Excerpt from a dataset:
[BEGIN]
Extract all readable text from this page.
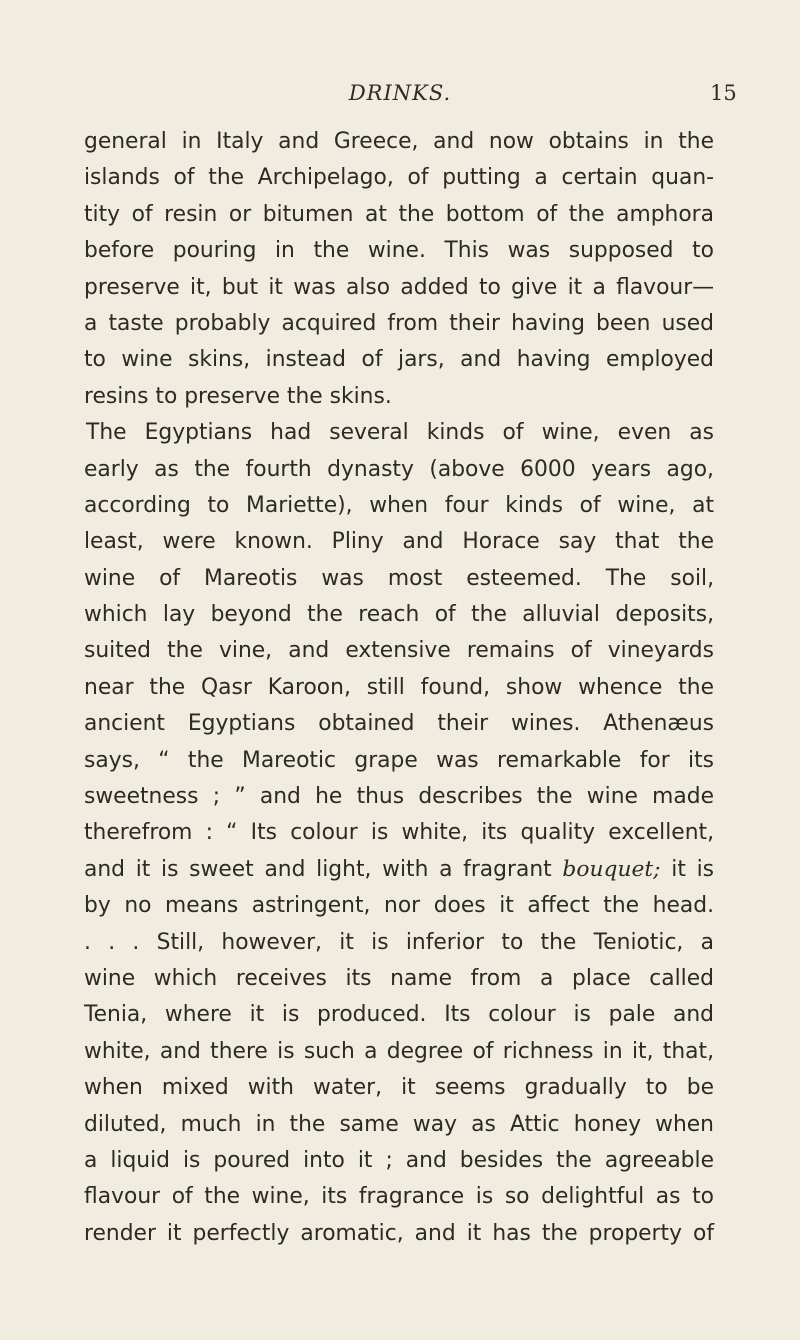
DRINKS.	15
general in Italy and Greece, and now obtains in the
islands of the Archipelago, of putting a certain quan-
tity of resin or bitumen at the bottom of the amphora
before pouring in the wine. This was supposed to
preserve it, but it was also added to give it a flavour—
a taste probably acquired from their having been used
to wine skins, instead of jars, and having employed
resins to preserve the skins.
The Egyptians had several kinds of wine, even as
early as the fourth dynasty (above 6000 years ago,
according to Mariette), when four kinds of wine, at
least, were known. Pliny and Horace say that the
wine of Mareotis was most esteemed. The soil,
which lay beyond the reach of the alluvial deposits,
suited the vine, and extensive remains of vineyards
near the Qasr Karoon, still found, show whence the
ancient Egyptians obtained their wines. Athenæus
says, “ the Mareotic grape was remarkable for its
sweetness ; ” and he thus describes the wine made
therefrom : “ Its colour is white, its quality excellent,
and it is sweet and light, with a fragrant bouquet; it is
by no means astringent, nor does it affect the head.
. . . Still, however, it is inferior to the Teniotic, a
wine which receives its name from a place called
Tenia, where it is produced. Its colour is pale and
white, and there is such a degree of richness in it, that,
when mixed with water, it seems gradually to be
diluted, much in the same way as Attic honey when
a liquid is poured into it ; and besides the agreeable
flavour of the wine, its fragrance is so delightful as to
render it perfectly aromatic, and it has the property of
[END]
[Your goal] Write the entries above out again exactly, but not the pictures.

[Final answer]
Extract all readable text from this page.
DRINKS.	15
general in Italy and Greece, and now obtains in the
islands of the Archipelago, of putting a certain quan-
tity of resin or bitumen at the bottom of the amphora
before pouring in the wine. This was supposed to
preserve it, but it was also added to give it a flavour—
a taste probably acquired from their having been used
to wine skins, instead of jars, and having employed
resins to preserve the skins.
The Egyptians had several kinds of wine, even as
early as the fourth dynasty (above 6000 years ago,
according to Mariette), when four kinds of wine, at
least, were known. Pliny and Horace say that the
wine of Mareotis was most esteemed. The soil,
which lay beyond the reach of the alluvial deposits,
suited the vine, and extensive remains of vineyards
near the Qasr Karoon, still found, show whence the
ancient Egyptians obtained their wines. Athenæus
says, “ the Mareotic grape was remarkable for its
sweetness ; ” and he thus describes the wine made
therefrom : “ Its colour is white, its quality excellent,
and it is sweet and light, with a fragrant bouquet; it is
by no means astringent, nor does it affect the head.
. . . Still, however, it is inferior to the Teniotic, a
wine which receives its name from a place called
Tenia, where it is produced. Its colour is pale and
white, and there is such a degree of richness in it, that,
when mixed with water, it seems gradually to be
diluted, much in the same way as Attic honey when
a liquid is poured into it ; and besides the agreeable
flavour of the wine, its fragrance is so delightful as to
render it perfectly aromatic, and it has the property of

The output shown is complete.